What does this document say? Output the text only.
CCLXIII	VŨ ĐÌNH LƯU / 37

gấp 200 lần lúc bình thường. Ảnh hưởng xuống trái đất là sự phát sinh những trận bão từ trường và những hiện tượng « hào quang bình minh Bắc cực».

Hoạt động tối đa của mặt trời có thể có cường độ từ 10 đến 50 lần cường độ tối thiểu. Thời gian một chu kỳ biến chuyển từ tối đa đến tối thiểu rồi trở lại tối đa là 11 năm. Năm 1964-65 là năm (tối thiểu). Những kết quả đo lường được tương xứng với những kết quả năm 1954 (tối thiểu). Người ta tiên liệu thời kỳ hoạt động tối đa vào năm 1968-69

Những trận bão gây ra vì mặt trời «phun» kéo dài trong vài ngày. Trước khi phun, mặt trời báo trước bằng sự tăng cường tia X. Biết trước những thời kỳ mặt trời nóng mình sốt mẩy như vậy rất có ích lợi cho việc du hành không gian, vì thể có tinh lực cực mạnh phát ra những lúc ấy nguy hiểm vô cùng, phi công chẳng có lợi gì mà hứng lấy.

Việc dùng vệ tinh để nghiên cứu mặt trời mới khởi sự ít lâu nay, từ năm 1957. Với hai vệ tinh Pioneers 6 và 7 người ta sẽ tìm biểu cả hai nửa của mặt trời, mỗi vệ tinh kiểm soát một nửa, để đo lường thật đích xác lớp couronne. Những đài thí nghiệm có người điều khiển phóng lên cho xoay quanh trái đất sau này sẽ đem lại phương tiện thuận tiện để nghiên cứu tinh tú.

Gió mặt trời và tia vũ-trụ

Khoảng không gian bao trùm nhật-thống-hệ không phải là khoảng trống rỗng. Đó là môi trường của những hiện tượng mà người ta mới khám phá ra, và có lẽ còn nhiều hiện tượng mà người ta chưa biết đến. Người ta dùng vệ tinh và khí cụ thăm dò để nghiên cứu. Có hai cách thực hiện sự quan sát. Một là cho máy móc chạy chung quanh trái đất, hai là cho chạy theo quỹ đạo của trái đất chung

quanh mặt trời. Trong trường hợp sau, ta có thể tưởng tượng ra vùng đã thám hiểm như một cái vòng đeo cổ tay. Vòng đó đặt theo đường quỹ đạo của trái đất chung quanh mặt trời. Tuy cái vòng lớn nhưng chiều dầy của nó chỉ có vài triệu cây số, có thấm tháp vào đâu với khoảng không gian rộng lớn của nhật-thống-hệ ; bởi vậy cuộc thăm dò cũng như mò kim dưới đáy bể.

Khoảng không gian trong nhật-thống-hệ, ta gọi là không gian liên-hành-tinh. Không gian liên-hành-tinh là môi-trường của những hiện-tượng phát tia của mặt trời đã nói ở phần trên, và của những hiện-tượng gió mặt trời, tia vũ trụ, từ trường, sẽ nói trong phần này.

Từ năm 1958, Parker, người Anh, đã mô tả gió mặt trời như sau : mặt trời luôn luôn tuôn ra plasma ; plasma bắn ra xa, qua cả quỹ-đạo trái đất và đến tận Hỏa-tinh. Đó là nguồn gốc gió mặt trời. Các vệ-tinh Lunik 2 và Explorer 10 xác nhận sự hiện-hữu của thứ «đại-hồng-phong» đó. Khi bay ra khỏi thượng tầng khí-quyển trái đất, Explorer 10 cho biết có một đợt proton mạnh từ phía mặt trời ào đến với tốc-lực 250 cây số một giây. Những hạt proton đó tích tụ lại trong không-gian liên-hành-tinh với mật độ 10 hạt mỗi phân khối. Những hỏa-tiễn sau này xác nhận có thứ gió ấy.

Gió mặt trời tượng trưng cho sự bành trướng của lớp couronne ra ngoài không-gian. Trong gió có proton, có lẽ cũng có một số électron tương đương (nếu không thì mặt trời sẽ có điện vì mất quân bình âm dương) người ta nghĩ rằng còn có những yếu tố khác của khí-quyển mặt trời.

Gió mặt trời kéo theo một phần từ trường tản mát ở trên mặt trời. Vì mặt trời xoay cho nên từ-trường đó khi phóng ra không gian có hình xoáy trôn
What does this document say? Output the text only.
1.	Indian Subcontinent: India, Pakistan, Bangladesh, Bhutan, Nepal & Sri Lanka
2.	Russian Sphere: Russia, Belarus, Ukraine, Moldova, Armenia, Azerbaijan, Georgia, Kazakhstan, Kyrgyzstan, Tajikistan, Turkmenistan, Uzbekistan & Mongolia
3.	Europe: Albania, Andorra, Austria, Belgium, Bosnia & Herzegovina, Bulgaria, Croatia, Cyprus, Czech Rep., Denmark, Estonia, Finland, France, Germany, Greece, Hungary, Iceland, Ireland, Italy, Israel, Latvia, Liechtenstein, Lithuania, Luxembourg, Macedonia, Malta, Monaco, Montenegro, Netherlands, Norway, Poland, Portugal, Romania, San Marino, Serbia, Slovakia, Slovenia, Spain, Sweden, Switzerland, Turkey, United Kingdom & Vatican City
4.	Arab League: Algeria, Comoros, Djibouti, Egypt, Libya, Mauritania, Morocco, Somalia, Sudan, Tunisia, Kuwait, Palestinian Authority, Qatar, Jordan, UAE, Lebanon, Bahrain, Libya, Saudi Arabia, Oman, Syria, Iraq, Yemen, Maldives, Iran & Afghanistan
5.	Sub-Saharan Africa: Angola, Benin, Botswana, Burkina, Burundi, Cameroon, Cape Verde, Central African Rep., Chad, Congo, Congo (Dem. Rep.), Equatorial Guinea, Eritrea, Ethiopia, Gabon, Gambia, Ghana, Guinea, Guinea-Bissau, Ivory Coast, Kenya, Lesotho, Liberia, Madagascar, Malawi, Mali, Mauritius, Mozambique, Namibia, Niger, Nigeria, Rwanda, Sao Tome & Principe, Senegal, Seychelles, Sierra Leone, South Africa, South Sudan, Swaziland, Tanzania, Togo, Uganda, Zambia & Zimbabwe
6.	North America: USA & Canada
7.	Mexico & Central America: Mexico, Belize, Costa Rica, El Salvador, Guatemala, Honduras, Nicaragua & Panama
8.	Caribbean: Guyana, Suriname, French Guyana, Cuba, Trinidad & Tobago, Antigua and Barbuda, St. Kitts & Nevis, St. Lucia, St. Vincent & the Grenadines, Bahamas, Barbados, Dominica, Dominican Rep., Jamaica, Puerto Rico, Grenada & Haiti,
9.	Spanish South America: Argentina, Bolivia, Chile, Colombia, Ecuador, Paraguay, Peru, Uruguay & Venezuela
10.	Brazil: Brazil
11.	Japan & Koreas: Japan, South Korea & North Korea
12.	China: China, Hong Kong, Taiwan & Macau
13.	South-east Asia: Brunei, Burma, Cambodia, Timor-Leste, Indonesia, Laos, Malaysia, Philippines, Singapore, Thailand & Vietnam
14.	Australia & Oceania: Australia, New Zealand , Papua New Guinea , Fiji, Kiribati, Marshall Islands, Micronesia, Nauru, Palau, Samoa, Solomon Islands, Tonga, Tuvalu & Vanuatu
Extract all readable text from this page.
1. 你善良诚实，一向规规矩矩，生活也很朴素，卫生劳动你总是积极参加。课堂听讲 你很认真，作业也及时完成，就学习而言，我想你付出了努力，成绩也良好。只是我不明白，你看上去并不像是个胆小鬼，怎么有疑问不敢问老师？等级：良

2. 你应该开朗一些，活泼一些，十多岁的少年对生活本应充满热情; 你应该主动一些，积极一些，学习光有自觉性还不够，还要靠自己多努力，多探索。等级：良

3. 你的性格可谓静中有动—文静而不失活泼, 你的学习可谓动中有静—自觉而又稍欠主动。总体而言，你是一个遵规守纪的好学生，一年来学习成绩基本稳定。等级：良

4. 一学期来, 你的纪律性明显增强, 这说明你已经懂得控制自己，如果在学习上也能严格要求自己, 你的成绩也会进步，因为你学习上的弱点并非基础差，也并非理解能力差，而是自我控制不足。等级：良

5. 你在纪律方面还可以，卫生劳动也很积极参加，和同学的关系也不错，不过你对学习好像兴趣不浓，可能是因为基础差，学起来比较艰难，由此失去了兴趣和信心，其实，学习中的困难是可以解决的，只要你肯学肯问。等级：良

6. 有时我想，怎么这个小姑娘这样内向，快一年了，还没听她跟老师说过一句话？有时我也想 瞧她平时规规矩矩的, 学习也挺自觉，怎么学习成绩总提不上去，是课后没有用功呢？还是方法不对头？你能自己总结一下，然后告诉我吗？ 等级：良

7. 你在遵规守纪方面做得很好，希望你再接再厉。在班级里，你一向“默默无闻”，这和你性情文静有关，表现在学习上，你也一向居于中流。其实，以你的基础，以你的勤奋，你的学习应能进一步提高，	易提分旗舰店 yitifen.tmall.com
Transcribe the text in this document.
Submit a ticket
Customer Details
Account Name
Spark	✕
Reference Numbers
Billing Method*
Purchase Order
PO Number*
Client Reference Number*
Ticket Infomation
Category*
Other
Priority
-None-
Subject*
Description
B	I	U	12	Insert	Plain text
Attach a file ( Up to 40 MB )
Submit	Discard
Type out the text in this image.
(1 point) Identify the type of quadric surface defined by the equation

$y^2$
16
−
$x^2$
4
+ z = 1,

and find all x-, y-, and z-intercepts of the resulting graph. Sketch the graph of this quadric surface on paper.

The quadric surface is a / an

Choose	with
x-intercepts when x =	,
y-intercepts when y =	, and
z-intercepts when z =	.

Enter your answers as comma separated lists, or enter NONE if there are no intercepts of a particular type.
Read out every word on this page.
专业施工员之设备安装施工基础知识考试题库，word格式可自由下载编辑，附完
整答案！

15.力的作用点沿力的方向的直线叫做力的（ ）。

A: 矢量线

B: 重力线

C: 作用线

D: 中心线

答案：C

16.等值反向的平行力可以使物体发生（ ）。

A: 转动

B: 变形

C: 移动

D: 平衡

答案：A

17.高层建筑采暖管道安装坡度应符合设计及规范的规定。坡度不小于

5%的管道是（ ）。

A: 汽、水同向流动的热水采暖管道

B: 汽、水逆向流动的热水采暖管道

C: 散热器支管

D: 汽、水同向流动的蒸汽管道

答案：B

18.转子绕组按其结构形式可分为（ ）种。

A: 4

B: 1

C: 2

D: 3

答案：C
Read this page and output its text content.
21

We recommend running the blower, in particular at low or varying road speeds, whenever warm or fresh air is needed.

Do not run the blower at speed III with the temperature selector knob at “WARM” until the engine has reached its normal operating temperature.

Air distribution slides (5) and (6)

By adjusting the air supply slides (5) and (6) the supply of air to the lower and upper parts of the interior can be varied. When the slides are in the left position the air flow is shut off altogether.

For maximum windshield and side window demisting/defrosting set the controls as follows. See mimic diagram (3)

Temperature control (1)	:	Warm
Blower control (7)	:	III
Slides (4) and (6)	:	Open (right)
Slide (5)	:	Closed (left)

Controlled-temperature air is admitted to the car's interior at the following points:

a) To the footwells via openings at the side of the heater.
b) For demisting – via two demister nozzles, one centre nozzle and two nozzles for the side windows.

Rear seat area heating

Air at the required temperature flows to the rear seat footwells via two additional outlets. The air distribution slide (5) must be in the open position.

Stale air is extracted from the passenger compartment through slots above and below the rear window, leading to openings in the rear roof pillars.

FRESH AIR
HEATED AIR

******************************

Take each line containing the string "surface" and copy it out.

COMPLETE RESPONSE:
(1 point) Identify the type of quadric surface defined by the equation
and find all x-, y-, and z-intercepts of the resulting graph. Sketch the graph of this quadric surface on paper.
The quadric surface is a / an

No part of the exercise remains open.